Given instruction. Transcribe the material in full. Nothing should differ except that the pictures are left out.

Records that describe figures
————————
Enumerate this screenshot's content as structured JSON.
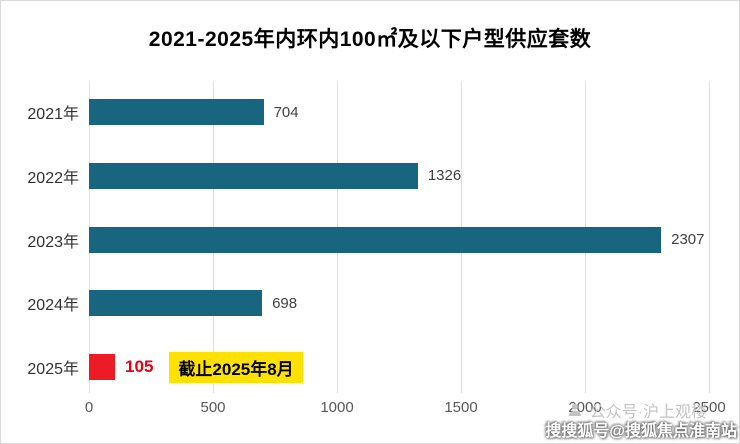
{
  "chart_data": {
    "type": "bar",
    "orientation": "horizontal",
    "title": "2021-2025年内环内100㎡及以下户型供应套数",
    "categories": [
      "2021年",
      "2022年",
      "2023年",
      "2024年",
      "2025年"
    ],
    "values": [
      704,
      1326,
      2307,
      698,
      105
    ],
    "bar_color": "#17657f",
    "highlight_index": 4,
    "highlight_bar_color": "#ed1c24",
    "value_label_color": "#404040",
    "highlight_value_color": "#e60012",
    "annotation": {
      "row_index": 4,
      "text": "截止2025年8月",
      "bg": "#ffe100",
      "color": "#000000"
    },
    "xlim": [
      0,
      2500
    ],
    "xticks": [
      0,
      500,
      1000,
      1500,
      2000,
      2500
    ],
    "grid": "vertical",
    "legend": "none",
    "xlabel": "",
    "ylabel": ""
  },
  "watermarks": {
    "account": "公众号·沪上观楼",
    "corner": "搜搜狐号@搜狐焦点淮南站"
  }
}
————————
Result of this task.
Enumerate this screenshot's content as structured JSON.
{
  "chart_data": {
    "type": "bar",
    "orientation": "horizontal",
    "title": "2021-2025年内环内100㎡及以下户型供应套数",
    "categories": [
      "2021年",
      "2022年",
      "2023年",
      "2024年",
      "2025年"
    ],
    "values": [
      704,
      1326,
      2307,
      698,
      105
    ],
    "bar_color": "#17657f",
    "highlight_index": 4,
    "highlight_bar_color": "#ed1c24",
    "value_label_color": "#404040",
    "highlight_value_color": "#e60012",
    "annotation": {
      "row_index": 4,
      "text": "截止2025年8月",
      "bg": "#ffe100",
      "color": "#000000"
    },
    "xlim": [
      0,
      2500
    ],
    "xticks": [
      0,
      500,
      1000,
      1500,
      2000,
      2500
    ],
    "grid": "vertical",
    "legend": "none",
    "xlabel": "",
    "ylabel": ""
  },
  "watermarks": {
    "account": "公众号·沪上观楼",
    "corner": "搜搜狐号@搜狐焦点淮南站"
  }
}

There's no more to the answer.